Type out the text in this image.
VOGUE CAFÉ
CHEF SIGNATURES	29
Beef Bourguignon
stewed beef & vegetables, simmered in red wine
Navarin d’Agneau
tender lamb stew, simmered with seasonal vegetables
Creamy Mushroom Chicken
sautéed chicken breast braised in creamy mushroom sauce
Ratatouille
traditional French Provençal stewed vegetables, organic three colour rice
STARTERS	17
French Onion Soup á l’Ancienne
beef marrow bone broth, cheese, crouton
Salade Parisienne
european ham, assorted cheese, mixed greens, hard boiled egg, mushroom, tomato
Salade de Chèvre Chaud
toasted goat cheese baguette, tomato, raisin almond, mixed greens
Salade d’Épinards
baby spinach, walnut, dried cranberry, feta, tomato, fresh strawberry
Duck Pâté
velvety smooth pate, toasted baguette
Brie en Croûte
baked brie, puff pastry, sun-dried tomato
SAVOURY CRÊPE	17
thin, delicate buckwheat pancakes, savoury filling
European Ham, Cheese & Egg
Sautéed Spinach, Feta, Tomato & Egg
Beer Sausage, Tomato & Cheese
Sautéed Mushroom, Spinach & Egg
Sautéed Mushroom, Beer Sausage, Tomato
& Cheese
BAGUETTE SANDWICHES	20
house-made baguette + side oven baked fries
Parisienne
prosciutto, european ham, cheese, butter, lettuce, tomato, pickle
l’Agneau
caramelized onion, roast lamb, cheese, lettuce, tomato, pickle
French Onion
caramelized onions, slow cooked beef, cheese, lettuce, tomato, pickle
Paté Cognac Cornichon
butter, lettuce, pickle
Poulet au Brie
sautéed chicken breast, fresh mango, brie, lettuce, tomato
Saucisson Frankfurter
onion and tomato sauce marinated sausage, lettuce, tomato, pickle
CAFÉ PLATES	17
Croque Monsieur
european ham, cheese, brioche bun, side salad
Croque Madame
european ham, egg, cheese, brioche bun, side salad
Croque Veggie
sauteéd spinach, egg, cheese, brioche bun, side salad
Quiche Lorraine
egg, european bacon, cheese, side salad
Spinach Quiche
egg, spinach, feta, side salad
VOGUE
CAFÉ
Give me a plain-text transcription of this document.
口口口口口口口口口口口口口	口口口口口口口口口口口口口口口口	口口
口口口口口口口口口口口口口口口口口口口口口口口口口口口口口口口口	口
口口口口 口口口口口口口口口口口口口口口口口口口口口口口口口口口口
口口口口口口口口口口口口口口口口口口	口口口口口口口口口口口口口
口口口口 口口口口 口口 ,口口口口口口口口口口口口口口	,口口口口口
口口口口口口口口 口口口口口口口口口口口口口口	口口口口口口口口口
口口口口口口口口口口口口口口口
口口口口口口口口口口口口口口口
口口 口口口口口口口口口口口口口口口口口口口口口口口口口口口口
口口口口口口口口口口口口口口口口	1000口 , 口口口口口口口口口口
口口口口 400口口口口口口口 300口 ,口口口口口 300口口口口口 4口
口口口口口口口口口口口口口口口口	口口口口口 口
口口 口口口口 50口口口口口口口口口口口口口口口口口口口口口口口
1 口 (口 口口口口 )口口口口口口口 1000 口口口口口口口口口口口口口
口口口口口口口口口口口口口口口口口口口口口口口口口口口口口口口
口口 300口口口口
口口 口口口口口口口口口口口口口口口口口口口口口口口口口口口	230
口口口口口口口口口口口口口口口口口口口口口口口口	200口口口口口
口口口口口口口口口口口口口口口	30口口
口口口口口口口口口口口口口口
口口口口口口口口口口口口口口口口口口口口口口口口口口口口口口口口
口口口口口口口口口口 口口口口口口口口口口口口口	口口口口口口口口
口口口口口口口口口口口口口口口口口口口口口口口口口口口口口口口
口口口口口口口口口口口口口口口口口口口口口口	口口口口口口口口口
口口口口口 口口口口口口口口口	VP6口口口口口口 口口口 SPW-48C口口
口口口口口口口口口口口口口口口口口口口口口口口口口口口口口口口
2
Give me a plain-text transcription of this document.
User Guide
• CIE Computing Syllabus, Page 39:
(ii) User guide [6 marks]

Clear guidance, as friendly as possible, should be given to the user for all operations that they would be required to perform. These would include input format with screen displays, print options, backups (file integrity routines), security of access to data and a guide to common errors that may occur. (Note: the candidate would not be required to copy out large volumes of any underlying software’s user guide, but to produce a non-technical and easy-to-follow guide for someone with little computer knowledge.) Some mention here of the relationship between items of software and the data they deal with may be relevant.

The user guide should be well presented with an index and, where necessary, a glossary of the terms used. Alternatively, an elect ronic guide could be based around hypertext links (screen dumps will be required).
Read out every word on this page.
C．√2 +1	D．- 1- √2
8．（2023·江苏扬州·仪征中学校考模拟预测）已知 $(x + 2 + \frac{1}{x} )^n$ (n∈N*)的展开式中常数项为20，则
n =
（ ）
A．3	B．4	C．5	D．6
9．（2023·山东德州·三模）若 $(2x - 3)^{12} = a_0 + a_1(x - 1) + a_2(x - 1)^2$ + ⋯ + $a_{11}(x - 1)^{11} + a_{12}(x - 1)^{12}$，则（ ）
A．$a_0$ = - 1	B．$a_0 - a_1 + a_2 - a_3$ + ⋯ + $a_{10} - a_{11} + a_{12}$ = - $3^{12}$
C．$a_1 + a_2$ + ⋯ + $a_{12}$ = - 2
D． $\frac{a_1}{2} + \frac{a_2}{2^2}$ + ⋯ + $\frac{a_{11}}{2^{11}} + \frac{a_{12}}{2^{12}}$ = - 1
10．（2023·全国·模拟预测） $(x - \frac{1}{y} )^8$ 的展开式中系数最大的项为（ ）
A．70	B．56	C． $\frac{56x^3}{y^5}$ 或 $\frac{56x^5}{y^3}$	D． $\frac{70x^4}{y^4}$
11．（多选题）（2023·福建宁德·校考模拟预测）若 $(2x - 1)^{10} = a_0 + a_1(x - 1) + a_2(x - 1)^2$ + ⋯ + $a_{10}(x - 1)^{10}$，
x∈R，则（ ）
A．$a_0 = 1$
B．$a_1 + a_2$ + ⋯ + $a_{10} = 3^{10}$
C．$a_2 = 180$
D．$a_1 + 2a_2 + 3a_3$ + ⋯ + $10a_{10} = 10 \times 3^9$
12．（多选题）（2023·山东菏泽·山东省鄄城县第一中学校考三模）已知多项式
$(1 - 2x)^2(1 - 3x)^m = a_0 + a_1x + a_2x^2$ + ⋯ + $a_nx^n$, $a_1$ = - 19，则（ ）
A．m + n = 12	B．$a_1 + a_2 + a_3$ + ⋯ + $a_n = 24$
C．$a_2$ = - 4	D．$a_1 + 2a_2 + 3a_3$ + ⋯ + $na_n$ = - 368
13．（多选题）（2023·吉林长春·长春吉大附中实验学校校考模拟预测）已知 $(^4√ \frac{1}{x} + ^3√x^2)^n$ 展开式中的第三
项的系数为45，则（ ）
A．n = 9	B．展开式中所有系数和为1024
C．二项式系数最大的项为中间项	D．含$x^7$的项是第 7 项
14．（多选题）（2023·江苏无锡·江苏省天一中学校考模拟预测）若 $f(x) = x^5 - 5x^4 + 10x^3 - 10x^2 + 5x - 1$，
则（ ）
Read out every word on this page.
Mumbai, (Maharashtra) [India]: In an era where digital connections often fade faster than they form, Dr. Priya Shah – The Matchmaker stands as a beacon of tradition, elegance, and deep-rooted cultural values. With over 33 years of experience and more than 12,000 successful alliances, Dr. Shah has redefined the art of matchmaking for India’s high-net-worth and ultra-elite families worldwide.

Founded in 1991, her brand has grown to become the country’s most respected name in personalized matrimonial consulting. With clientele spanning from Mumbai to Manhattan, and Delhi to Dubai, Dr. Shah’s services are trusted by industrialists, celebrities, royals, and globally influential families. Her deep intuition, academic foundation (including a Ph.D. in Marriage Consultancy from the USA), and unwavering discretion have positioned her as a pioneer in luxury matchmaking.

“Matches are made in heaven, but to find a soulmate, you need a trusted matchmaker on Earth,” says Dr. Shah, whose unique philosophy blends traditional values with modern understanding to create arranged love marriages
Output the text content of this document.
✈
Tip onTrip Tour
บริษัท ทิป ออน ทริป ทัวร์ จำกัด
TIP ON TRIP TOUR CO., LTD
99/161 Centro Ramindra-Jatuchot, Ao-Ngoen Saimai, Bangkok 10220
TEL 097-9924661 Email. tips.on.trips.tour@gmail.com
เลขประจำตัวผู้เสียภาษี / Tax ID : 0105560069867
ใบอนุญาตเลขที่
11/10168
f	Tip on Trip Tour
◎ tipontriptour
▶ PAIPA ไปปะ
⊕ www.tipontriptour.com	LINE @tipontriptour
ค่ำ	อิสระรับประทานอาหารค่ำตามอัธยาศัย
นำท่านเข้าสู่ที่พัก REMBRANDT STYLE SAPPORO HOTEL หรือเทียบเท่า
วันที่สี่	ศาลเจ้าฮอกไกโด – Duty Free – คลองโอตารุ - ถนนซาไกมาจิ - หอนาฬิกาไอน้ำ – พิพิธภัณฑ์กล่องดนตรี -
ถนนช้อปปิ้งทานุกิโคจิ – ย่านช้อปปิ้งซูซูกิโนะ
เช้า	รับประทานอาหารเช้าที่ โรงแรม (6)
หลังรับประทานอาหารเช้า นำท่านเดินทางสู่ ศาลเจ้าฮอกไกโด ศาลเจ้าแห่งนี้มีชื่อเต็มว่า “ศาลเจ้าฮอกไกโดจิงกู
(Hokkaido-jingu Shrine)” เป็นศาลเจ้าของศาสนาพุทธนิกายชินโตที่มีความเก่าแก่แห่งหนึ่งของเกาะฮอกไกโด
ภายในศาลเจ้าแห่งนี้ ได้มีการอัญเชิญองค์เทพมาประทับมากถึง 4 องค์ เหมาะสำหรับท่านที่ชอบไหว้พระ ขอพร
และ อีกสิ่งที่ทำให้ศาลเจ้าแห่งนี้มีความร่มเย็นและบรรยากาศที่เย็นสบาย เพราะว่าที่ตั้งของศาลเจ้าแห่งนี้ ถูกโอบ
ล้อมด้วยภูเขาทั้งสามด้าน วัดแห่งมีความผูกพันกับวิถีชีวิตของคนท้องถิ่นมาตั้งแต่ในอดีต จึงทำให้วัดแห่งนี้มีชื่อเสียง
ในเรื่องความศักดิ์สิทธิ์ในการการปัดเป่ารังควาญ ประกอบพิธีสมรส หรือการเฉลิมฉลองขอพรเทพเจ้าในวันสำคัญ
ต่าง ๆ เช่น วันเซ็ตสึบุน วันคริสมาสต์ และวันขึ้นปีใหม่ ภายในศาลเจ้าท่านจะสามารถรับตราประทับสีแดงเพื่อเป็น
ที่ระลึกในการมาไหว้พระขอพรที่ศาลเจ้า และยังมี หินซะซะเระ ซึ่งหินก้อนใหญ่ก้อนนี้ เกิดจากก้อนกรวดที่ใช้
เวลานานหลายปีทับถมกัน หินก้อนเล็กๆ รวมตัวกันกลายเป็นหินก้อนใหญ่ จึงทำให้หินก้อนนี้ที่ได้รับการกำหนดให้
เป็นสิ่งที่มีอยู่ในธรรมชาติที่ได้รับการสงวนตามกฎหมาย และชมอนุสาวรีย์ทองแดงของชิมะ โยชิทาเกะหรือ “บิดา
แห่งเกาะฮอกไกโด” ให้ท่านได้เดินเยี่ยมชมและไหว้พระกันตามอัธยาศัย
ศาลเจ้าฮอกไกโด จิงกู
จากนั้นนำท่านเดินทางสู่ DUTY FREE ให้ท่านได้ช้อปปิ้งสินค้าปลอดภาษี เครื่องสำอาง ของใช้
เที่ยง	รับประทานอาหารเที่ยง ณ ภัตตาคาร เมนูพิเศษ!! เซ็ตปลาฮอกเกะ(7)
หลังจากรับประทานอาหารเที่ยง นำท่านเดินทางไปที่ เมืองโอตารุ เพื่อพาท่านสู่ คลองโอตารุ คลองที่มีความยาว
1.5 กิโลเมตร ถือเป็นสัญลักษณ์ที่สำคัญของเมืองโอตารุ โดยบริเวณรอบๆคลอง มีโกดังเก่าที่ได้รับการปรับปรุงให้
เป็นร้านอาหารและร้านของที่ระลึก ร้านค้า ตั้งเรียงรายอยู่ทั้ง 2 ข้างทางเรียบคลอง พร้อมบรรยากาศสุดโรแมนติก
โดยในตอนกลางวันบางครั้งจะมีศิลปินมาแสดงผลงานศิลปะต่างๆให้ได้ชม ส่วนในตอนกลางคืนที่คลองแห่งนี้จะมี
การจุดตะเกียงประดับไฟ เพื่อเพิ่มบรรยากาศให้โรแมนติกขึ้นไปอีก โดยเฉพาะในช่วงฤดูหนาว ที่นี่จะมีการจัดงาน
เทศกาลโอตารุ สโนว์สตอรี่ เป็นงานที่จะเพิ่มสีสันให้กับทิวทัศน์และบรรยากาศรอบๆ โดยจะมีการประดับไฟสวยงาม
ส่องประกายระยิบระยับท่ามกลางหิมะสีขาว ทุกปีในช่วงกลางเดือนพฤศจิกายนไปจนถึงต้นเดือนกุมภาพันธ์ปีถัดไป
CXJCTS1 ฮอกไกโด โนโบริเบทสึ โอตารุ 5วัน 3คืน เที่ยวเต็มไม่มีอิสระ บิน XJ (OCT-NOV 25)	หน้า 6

Task brief - Write out each line of the data that holds the string "trusted".

In response -
Founded in 1991, her brand has grown to become the country’s most respected name in personalized matrimonial consulting. With clientele spanning from Mumbai to Manhattan, and Delhi to Dubai, Dr. Shah’s services are trusted by industrialists, celebrities, royals, and globally influential families. Her deep intuition, academic foundation (including a Ph.D. in Marriage Consultancy from the USA), and unwavering discretion have positioned her as a pioneer in luxury matchmaking.
“Matches are made in heaven, but to find a soulmate, you need a trusted matchmaker on Earth,” says Dr. Shah, whose unique philosophy blends traditional values with modern understanding to create arranged love marriages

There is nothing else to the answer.